Repeat the material in full. Keep every line exactly as it is.

▸ **Dataset rows**:
____________

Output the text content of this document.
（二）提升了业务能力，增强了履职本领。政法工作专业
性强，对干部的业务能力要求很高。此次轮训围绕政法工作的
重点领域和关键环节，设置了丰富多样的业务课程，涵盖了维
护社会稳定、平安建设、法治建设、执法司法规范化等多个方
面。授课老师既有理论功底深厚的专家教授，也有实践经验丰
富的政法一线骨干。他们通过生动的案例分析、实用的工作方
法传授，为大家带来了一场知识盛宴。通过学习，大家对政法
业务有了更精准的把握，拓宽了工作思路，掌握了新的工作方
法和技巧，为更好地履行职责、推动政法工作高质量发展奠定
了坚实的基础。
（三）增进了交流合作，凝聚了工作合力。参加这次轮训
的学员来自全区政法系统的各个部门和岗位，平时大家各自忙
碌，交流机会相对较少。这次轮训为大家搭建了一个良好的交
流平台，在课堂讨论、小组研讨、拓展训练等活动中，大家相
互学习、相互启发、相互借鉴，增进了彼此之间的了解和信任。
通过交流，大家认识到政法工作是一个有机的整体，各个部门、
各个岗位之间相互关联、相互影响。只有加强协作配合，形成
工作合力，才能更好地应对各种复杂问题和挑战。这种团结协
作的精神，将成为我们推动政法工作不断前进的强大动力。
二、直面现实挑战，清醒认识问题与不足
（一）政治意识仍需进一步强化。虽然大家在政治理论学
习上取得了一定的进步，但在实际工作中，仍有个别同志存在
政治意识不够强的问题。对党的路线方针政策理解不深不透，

____________

▸ **Worked answer**:
Output the text content of this document.
（二）提升了业务能力，增强了履职本领。政法工作专业
性强，对干部的业务能力要求很高。此次轮训围绕政法工作的
重点领域和关键环节，设置了丰富多样的业务课程，涵盖了维
护社会稳定、平安建设、法治建设、执法司法规范化等多个方
面。授课老师既有理论功底深厚的专家教授，也有实践经验丰
富的政法一线骨干。他们通过生动的案例分析、实用的工作方
法传授，为大家带来了一场知识盛宴。通过学习，大家对政法
业务有了更精准的把握，拓宽了工作思路，掌握了新的工作方
法和技巧，为更好地履行职责、推动政法工作高质量发展奠定
了坚实的基础。
（三）增进了交流合作，凝聚了工作合力。参加这次轮训
的学员来自全区政法系统的各个部门和岗位，平时大家各自忙
碌，交流机会相对较少。这次轮训为大家搭建了一个良好的交
流平台，在课堂讨论、小组研讨、拓展训练等活动中，大家相
互学习、相互启发、相互借鉴，增进了彼此之间的了解和信任。
通过交流，大家认识到政法工作是一个有机的整体，各个部门、
各个岗位之间相互关联、相互影响。只有加强协作配合，形成
工作合力，才能更好地应对各种复杂问题和挑战。这种团结协
作的精神，将成为我们推动政法工作不断前进的强大动力。
二、直面现实挑战，清醒认识问题与不足
（一）政治意识仍需进一步强化。虽然大家在政治理论学
习上取得了一定的进步，但在实际工作中，仍有个别同志存在
政治意识不够强的问题。对党的路线方针政策理解不深不透，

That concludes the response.